• Exercise: Write the records below out again exactly as given, with no images.

• Given data:
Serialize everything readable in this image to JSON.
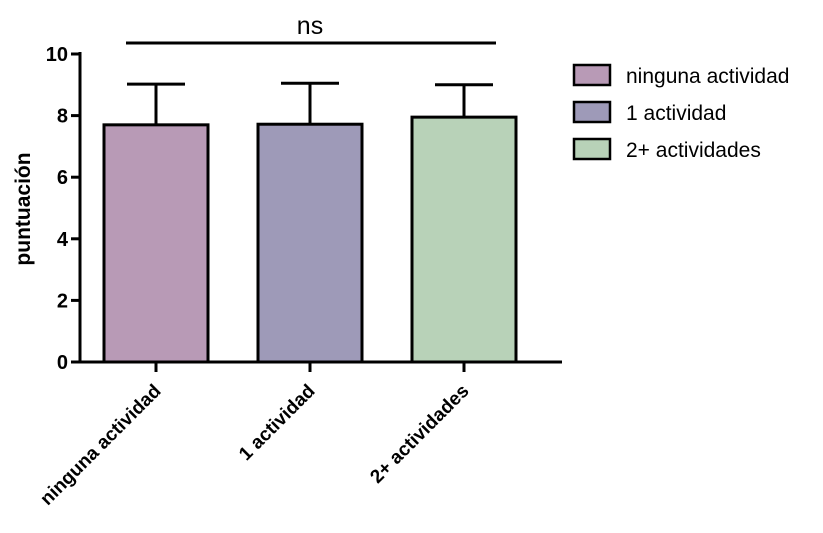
{
  "chart_data": {
    "type": "bar",
    "categories": [
      "ninguna actividad",
      "1 actividad",
      "2+ actividades"
    ],
    "values": [
      7.7,
      7.72,
      7.95
    ],
    "error_upper": [
      9.02,
      9.05,
      9.0
    ],
    "colors": [
      "#b89ab6",
      "#9e9ab8",
      "#b8d2b8"
    ],
    "ylabel": "puntuación",
    "ylim": [
      0,
      10
    ],
    "yticks": [
      "0",
      "2",
      "4",
      "6",
      "8",
      "10"
    ],
    "significance": {
      "label": "ns",
      "from": 0,
      "to": 2
    },
    "legend": {
      "position": "top-right",
      "entries": [
        "ninguna actividad",
        "1 actividad",
        "2+ actividades"
      ]
    },
    "grid": false
  }
}
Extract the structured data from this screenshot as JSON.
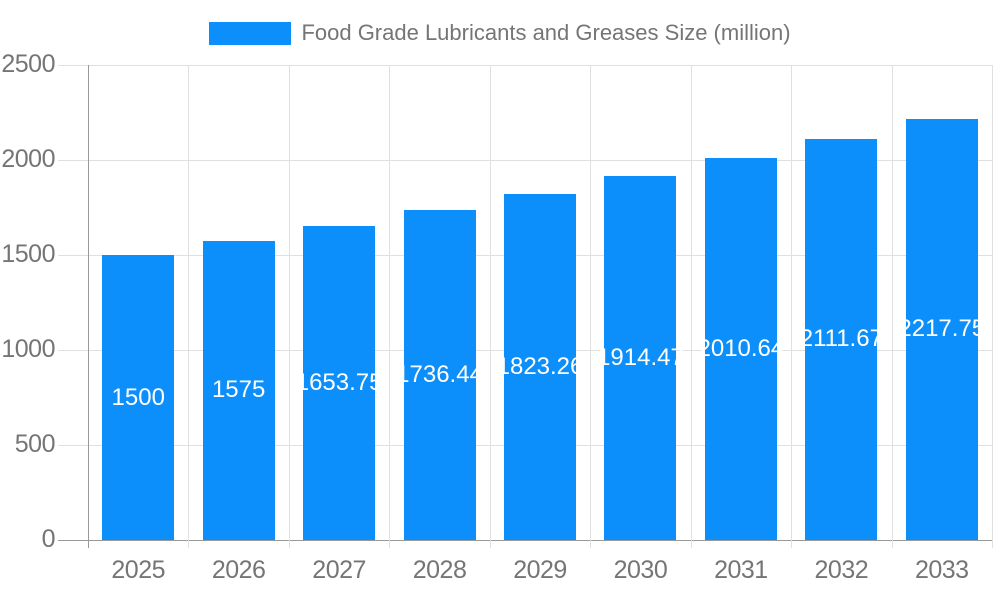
{
  "page": {
    "background": "#ffffff"
  },
  "chart_data": {
    "type": "bar",
    "title": "Food Grade Lubricants and Greases Size (million)",
    "categories": [
      "2025",
      "2026",
      "2027",
      "2028",
      "2029",
      "2030",
      "2031",
      "2032",
      "2033"
    ],
    "values": [
      1500,
      1575,
      1653.75,
      1736.44,
      1823.26,
      1914.47,
      2010.64,
      2111.67,
      2217.75
    ],
    "value_labels": [
      "1500",
      "1575",
      "1653.75",
      "1736.44",
      "1823.26",
      "1914.47",
      "2010.64",
      "2111.67",
      "2217.75"
    ],
    "xlabel": "",
    "ylabel": "",
    "ylim": [
      0,
      2500
    ],
    "yticks": [
      0,
      500,
      1000,
      1500,
      2000,
      2500
    ],
    "grid": true,
    "legend_position": "top",
    "value_label_position": "center",
    "colors": {
      "bar": "#0d8ffb",
      "value_text": "#ffffff",
      "axis_text": "#757575",
      "axis_line": "#999999",
      "gridline": "#e0e0e0"
    }
  }
}
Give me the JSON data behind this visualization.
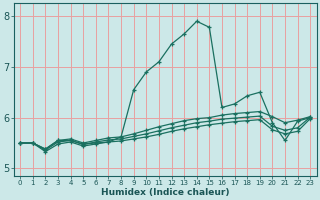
{
  "xlabel": "Humidex (Indice chaleur)",
  "xlim": [
    -0.5,
    23.5
  ],
  "ylim": [
    4.85,
    8.25
  ],
  "yticks": [
    5,
    6,
    7,
    8
  ],
  "xticks": [
    0,
    1,
    2,
    3,
    4,
    5,
    6,
    7,
    8,
    9,
    10,
    11,
    12,
    13,
    14,
    15,
    16,
    17,
    18,
    19,
    20,
    21,
    22,
    23
  ],
  "bg_color": "#cce8e8",
  "grid_color": "#e8a0a0",
  "line_color": "#1a7060",
  "line1": [
    5.5,
    5.5,
    5.38,
    5.55,
    5.55,
    5.48,
    5.5,
    5.52,
    5.62,
    6.55,
    6.9,
    7.1,
    7.45,
    7.65,
    7.9,
    7.78,
    6.2,
    6.27,
    6.43,
    6.5,
    5.9,
    5.55,
    5.93,
    6.0
  ],
  "line2": [
    5.5,
    5.5,
    5.38,
    5.55,
    5.58,
    5.5,
    5.55,
    5.6,
    5.62,
    5.68,
    5.75,
    5.82,
    5.88,
    5.94,
    5.98,
    6.0,
    6.05,
    6.08,
    6.1,
    6.12,
    6.02,
    5.9,
    5.95,
    6.02
  ],
  "line3": [
    5.5,
    5.5,
    5.36,
    5.52,
    5.55,
    5.47,
    5.52,
    5.56,
    5.58,
    5.63,
    5.68,
    5.74,
    5.8,
    5.85,
    5.9,
    5.93,
    5.97,
    5.99,
    6.01,
    6.03,
    5.83,
    5.75,
    5.8,
    6.01
  ],
  "line4": [
    5.5,
    5.5,
    5.33,
    5.48,
    5.52,
    5.44,
    5.48,
    5.52,
    5.54,
    5.58,
    5.62,
    5.67,
    5.73,
    5.78,
    5.82,
    5.86,
    5.89,
    5.92,
    5.94,
    5.96,
    5.76,
    5.68,
    5.73,
    5.98
  ]
}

• Exercise answer:
Serialize everything readable in this image to JSON.
{
  "chart_data": {
    "type": "bar",
    "categories": [
      "ninguna actividad",
      "1 actividad",
      "2+ actividades"
    ],
    "values": [
      7.7,
      7.72,
      7.95
    ],
    "error_upper": [
      9.02,
      9.05,
      9.0
    ],
    "colors": [
      "#b89ab6",
      "#9e9ab8",
      "#b8d2b8"
    ],
    "ylabel": "puntuación",
    "ylim": [
      0,
      10
    ],
    "yticks": [
      "0",
      "2",
      "4",
      "6",
      "8",
      "10"
    ],
    "significance": {
      "label": "ns",
      "from": 0,
      "to": 2
    },
    "legend": {
      "position": "top-right",
      "entries": [
        "ninguna actividad",
        "1 actividad",
        "2+ actividades"
      ]
    },
    "grid": false
  }
}
Extract the structured data from this screenshot as JSON.
{
  "page": {
    "background": "#ffffff"
  },
  "chart_data": {
    "type": "bar",
    "title": "Food Grade Lubricants and Greases Size (million)",
    "categories": [
      "2025",
      "2026",
      "2027",
      "2028",
      "2029",
      "2030",
      "2031",
      "2032",
      "2033"
    ],
    "values": [
      1500,
      1575,
      1653.75,
      1736.44,
      1823.26,
      1914.47,
      2010.64,
      2111.67,
      2217.75
    ],
    "value_labels": [
      "1500",
      "1575",
      "1653.75",
      "1736.44",
      "1823.26",
      "1914.47",
      "2010.64",
      "2111.67",
      "2217.75"
    ],
    "xlabel": "",
    "ylabel": "",
    "ylim": [
      0,
      2500
    ],
    "yticks": [
      0,
      500,
      1000,
      1500,
      2000,
      2500
    ],
    "grid": true,
    "legend_position": "top",
    "value_label_position": "center",
    "colors": {
      "bar": "#0d8ffb",
      "value_text": "#ffffff",
      "axis_text": "#757575",
      "axis_line": "#999999",
      "gridline": "#e0e0e0"
    }
  }
}
Give me the JSON data behind this visualization.
{
  "xlabel": "Humidex (Indice chaleur)",
  "xlim": [
    -0.5,
    23.5
  ],
  "ylim": [
    4.85,
    8.25
  ],
  "yticks": [
    5,
    6,
    7,
    8
  ],
  "xticks": [
    0,
    1,
    2,
    3,
    4,
    5,
    6,
    7,
    8,
    9,
    10,
    11,
    12,
    13,
    14,
    15,
    16,
    17,
    18,
    19,
    20,
    21,
    22,
    23
  ],
  "bg_color": "#cce8e8",
  "grid_color": "#e8a0a0",
  "line_color": "#1a7060",
  "line1": [
    5.5,
    5.5,
    5.38,
    5.55,
    5.55,
    5.48,
    5.5,
    5.52,
    5.62,
    6.55,
    6.9,
    7.1,
    7.45,
    7.65,
    7.9,
    7.78,
    6.2,
    6.27,
    6.43,
    6.5,
    5.9,
    5.55,
    5.93,
    6.0
  ],
  "line2": [
    5.5,
    5.5,
    5.38,
    5.55,
    5.58,
    5.5,
    5.55,
    5.6,
    5.62,
    5.68,
    5.75,
    5.82,
    5.88,
    5.94,
    5.98,
    6.0,
    6.05,
    6.08,
    6.1,
    6.12,
    6.02,
    5.9,
    5.95,
    6.02
  ],
  "line3": [
    5.5,
    5.5,
    5.36,
    5.52,
    5.55,
    5.47,
    5.52,
    5.56,
    5.58,
    5.63,
    5.68,
    5.74,
    5.8,
    5.85,
    5.9,
    5.93,
    5.97,
    5.99,
    6.01,
    6.03,
    5.83,
    5.75,
    5.8,
    6.01
  ],
  "line4": [
    5.5,
    5.5,
    5.33,
    5.48,
    5.52,
    5.44,
    5.48,
    5.52,
    5.54,
    5.58,
    5.62,
    5.67,
    5.73,
    5.78,
    5.82,
    5.86,
    5.89,
    5.92,
    5.94,
    5.96,
    5.76,
    5.68,
    5.73,
    5.98
  ]
}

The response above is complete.